Instructions for the task: Return every line of the entries below that contains the word "meta".

#### Data to use

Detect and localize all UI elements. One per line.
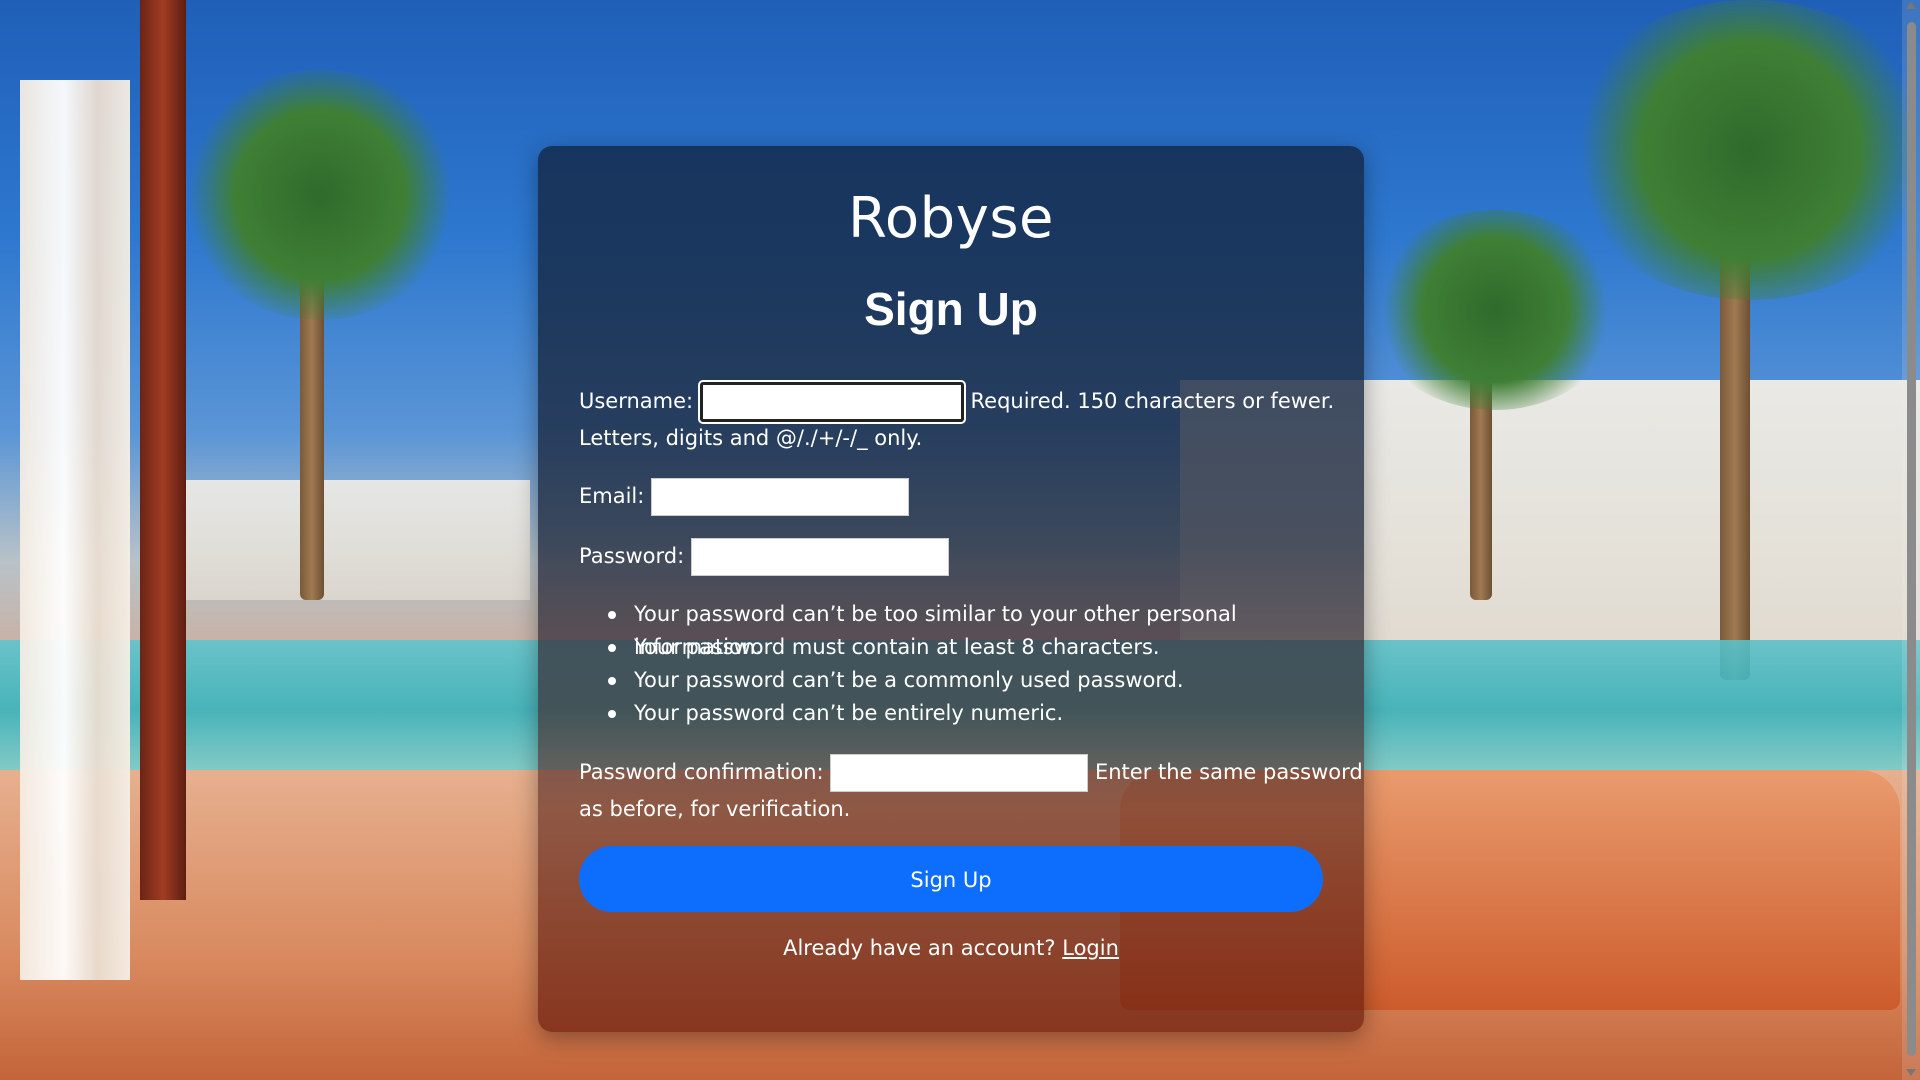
confirm-password-input[interactable] xyxy=(830,754,1089,792)
password-rule: Your password can’t be a commonly used p… xyxy=(608,664,1364,697)
cabana-post xyxy=(140,0,186,900)
password-rule: Your password can’t be too similar to yo… xyxy=(608,598,1364,659)
login-prompt-line: Already have an account? Login xyxy=(538,936,1364,960)
password-label: Password: xyxy=(579,544,685,568)
palm-tree xyxy=(1560,0,1920,300)
login-link[interactable]: Login xyxy=(1062,936,1119,960)
username-help: Required. 150 characters or fewer. xyxy=(970,389,1335,413)
password-input[interactable] xyxy=(690,538,949,576)
page-title: Sign Up xyxy=(864,283,1038,335)
confirm-row: Password confirmation: Enter the same pa… xyxy=(579,754,1363,792)
password-rule: Your password can’t be entirely numeric. xyxy=(608,697,1364,730)
password-rule: Your password must contain at least 8 ch… xyxy=(608,631,1364,664)
confirm-label: Password confirmation: xyxy=(579,760,824,784)
username-row: Username: Required. 150 characters or fe… xyxy=(579,380,1335,424)
password-row: Password: xyxy=(579,538,949,576)
palm-tree xyxy=(1370,210,1620,410)
username-input[interactable] xyxy=(697,380,966,424)
background-building-left xyxy=(150,480,530,600)
confirm-help-2: as before, for verification. xyxy=(579,797,851,821)
brand-name: Robyse xyxy=(848,186,1054,251)
signup-card: Robyse Sign Up Username: Required. 150 c… xyxy=(538,146,1364,1032)
login-prompt: Already have an account? xyxy=(783,936,1056,960)
curtain xyxy=(20,80,130,980)
scroll-up-icon[interactable] xyxy=(1906,2,1916,9)
username-label: Username: xyxy=(579,389,694,413)
email-row: Email: xyxy=(579,478,910,516)
email-label: Email: xyxy=(579,484,645,508)
scroll-down-icon[interactable] xyxy=(1906,1069,1916,1076)
password-rules-list: Your password can’t be too similar to yo… xyxy=(608,598,1364,730)
page-scrollbar[interactable] xyxy=(1902,0,1920,1080)
scroll-thumb[interactable] xyxy=(1907,22,1916,1056)
email-input[interactable] xyxy=(651,478,910,516)
signup-button[interactable]: Sign Up xyxy=(579,846,1323,912)
username-help-2: Letters, digits and @/./+/-/_ only. xyxy=(579,426,923,450)
confirm-help-row: as before, for verification. xyxy=(579,791,850,827)
confirm-help: Enter the same password xyxy=(1094,760,1363,784)
username-help-row: Letters, digits and @/./+/-/_ only. xyxy=(579,420,922,456)
palm-tree xyxy=(180,70,460,320)
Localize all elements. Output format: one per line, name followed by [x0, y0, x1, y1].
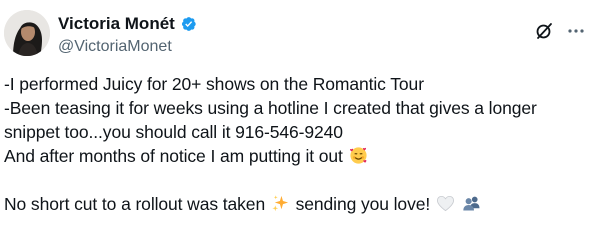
tweet-line-4: And after months of notice I am putting … — [4, 144, 594, 168]
smiling-face-with-hearts-icon — [349, 146, 368, 165]
busts-in-silhouette-icon — [462, 194, 481, 213]
tweet-line-1: -I performed Juicy for 20+ shows on the … — [4, 74, 424, 94]
avatar[interactable] — [4, 10, 50, 56]
verified-badge-icon — [179, 15, 197, 33]
user-handle[interactable]: @VictoriaMonet — [58, 37, 172, 57]
tweet-line-3: snippet too...you should call it 916-546… — [4, 122, 343, 142]
tweet-card: Victoria Monét @VictoriaMonet -I perform… — [0, 0, 600, 241]
tweet-text: -I performed Juicy for 20+ shows on the … — [4, 72, 594, 216]
tweet-line-4-text: And after months of notice I am putting … — [4, 146, 343, 166]
tweet-line-5: No short cut to a rollout was taken send… — [4, 192, 594, 216]
white-heart-icon — [436, 194, 455, 213]
grok-icon[interactable] — [534, 21, 554, 41]
tweet-header: Victoria Monét @VictoriaMonet — [0, 10, 600, 66]
tweet-line-2: -Been teasing it for weeks using a hotli… — [4, 98, 537, 118]
name-row: Victoria Monét — [58, 14, 197, 34]
display-name[interactable]: Victoria Monét — [58, 14, 175, 34]
more-options-icon[interactable] — [566, 21, 586, 41]
sparkles-icon — [271, 194, 290, 213]
tweet-line-5-text-a: No short cut to a rollout was taken — [4, 194, 266, 214]
tweet-actions — [534, 21, 586, 41]
tweet-line-5-text-b: sending you love! — [290, 194, 431, 214]
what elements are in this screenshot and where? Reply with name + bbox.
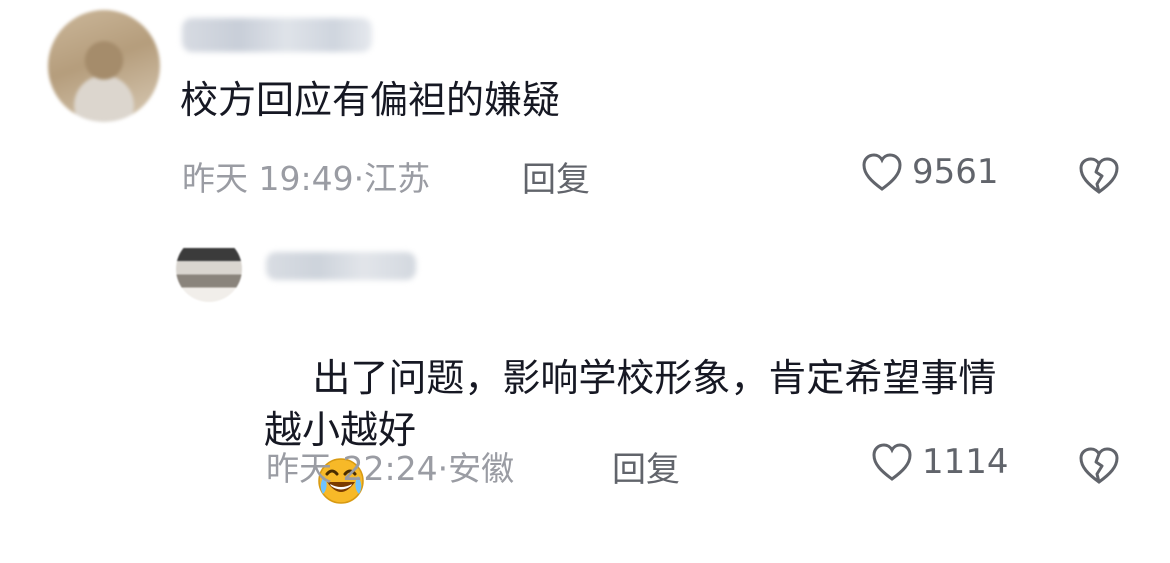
like-count: 1114 [922,442,1009,482]
comment-meta: 昨天 22:24·安徽 [266,449,515,488]
reply-comment-item: 出了问题，影响学校形象，肯定希望事情 越小越好 昨天 22:24·安徽 回复 1… [0,230,1170,504]
heart-icon [862,153,902,191]
comment-item: 校方回应有偏袒的嫌疑 昨天 19:49·江苏 回复 9561 [0,0,1170,230]
like-button[interactable]: 1114 [870,442,1009,482]
like-button[interactable]: 9561 [860,152,999,192]
avatar[interactable] [48,10,160,122]
comment-meta: 昨天 19:49·江苏 [182,159,431,198]
reply-button[interactable]: 回复 [522,152,590,201]
comment-text: 校方回应有偏袒的嫌疑 [180,78,561,122]
username-blurred[interactable] [266,252,416,280]
comment-text-content: 出了问题，影响学校形象，肯定希望事情 越小越好 [264,356,997,452]
reply-button[interactable]: 回复 [612,442,680,491]
comment-text: 出了问题，影响学校形象，肯定希望事情 越小越好 [264,300,1104,563]
username-blurred[interactable] [182,18,372,52]
broken-heart-icon[interactable] [1078,446,1120,486]
like-count: 9561 [912,152,999,192]
heart-icon [872,443,912,481]
avatar[interactable] [176,236,242,302]
broken-heart-icon[interactable] [1078,156,1120,196]
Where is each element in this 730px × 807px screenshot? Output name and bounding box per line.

########

Worked solution:
comment-meta: 昨天 22:24·安徽 [266,449,515,488]
comment-meta: 昨天 19:49·江苏 [182,159,431,198]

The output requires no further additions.